What to work on -> Output nothing but the number of lines that include the word "dₙVₙ".

Items from a data source ->
>> Start
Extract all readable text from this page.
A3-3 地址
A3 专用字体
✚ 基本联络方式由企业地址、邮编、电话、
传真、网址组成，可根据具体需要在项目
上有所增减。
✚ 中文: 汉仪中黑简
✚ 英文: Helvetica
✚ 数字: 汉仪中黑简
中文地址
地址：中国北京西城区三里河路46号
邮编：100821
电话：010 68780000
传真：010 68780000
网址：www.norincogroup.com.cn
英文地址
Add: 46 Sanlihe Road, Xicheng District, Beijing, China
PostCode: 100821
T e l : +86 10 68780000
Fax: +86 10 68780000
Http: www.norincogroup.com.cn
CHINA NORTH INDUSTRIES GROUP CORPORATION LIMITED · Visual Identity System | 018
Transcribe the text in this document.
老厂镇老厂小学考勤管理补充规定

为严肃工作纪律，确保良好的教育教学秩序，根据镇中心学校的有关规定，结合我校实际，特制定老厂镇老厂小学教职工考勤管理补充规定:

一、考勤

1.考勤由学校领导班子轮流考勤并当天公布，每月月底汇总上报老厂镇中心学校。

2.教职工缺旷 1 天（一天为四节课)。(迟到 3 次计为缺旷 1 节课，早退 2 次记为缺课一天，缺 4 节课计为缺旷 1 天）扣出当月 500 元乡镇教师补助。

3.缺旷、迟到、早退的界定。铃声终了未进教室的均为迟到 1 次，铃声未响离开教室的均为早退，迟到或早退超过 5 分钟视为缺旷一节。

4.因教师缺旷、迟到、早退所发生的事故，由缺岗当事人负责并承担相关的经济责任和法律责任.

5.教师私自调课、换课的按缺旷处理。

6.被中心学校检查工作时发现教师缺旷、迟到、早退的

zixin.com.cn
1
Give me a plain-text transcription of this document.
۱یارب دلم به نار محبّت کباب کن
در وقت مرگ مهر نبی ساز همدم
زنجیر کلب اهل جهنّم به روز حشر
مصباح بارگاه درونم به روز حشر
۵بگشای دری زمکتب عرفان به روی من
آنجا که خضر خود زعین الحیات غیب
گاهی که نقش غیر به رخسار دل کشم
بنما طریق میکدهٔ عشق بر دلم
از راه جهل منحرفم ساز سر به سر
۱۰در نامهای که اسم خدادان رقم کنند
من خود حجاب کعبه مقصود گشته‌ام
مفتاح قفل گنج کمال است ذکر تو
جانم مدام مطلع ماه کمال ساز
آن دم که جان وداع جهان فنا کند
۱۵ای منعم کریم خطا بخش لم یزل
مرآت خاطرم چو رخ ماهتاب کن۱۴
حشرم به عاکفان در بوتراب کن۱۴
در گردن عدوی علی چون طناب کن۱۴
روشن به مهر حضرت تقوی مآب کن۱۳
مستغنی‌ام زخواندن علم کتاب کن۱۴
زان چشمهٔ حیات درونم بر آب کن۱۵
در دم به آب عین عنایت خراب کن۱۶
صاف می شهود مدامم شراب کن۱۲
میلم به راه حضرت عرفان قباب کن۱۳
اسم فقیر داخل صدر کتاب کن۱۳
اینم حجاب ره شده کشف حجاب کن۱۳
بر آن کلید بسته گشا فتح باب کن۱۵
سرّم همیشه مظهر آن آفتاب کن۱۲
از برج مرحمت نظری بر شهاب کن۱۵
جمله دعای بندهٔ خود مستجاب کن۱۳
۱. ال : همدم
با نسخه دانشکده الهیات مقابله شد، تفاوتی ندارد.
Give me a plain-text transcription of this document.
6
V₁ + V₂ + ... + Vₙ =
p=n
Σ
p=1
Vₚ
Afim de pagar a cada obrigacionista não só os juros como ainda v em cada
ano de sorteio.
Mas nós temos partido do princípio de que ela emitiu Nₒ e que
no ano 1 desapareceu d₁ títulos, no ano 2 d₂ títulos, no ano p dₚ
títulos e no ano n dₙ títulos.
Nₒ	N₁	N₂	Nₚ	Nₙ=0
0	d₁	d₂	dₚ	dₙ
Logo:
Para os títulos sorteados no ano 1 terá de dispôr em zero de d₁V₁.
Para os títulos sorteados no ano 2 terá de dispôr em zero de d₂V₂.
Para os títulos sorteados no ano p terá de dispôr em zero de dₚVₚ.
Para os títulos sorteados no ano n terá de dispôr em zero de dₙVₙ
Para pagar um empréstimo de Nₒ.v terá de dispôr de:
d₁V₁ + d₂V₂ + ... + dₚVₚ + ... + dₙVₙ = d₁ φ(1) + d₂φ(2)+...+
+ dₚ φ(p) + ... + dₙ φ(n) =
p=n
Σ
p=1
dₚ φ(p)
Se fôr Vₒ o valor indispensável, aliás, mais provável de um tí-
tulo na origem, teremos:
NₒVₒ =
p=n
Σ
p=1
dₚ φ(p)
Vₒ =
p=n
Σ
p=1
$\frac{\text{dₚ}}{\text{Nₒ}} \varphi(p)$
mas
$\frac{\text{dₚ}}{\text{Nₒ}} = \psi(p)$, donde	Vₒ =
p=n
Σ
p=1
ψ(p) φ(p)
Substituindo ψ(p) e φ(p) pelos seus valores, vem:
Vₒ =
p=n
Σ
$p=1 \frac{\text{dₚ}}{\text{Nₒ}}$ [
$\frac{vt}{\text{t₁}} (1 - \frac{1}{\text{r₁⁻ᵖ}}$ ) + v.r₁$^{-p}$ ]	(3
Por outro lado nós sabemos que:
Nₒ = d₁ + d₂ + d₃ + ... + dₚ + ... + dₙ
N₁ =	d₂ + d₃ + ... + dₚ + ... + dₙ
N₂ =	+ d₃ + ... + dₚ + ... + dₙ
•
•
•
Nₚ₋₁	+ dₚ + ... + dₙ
>> End
Result of this task -> 2